From the listing below, pull out every line where the string "label" appears.

Start of Input data

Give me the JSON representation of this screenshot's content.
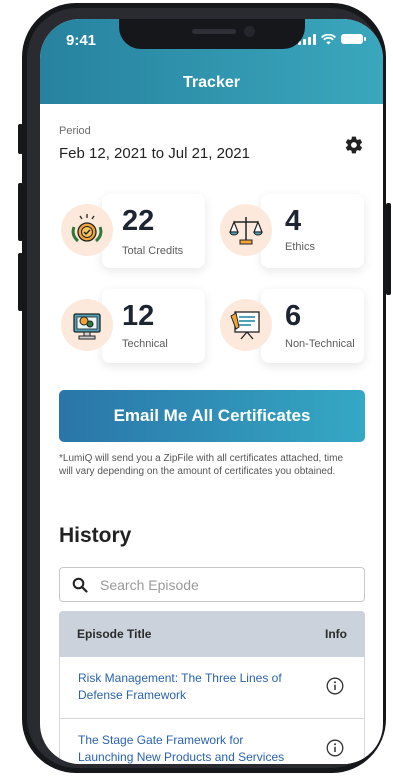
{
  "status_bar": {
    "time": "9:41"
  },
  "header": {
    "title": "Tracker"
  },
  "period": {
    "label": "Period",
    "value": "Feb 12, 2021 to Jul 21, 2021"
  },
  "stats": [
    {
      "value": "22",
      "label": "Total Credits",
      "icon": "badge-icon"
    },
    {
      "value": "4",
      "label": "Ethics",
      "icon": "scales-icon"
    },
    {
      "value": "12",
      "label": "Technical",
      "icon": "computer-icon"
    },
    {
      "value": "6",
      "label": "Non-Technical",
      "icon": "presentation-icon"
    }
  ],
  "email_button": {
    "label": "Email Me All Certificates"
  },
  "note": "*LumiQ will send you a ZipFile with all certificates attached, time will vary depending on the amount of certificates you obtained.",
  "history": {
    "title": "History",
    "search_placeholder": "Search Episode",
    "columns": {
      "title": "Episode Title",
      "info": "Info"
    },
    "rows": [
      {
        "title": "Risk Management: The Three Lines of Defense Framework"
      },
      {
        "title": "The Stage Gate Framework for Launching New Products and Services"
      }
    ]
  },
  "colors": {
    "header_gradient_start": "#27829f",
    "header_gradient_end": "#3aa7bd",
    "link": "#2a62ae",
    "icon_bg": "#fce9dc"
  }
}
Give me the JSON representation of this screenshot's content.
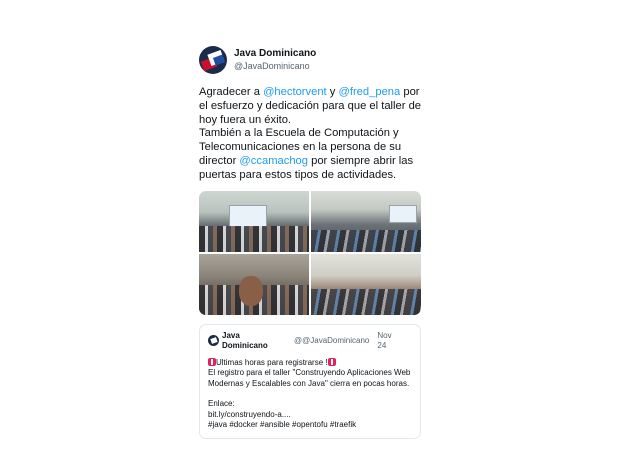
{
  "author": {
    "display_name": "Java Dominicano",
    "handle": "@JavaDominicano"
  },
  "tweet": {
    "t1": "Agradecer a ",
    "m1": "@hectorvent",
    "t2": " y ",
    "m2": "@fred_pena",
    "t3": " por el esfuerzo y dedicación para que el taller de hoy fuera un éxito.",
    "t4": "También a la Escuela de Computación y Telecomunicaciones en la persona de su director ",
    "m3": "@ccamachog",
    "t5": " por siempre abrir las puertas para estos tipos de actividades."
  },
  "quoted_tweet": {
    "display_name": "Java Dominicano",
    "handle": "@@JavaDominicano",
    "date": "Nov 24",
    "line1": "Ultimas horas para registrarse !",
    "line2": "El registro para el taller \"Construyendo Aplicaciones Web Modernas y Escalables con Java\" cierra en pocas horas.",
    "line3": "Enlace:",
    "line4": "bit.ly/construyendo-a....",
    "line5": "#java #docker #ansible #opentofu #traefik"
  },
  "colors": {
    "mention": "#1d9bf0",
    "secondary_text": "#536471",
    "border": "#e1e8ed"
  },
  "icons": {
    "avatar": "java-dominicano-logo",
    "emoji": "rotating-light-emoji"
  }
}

End of Input data

**Output below**.
    "label": "Period",
      "label": "Total Credits",
      "label": "Ethics",
      "label": "Technical",
      "label": "Non-Technical",
    "label": "Email Me All Certificates"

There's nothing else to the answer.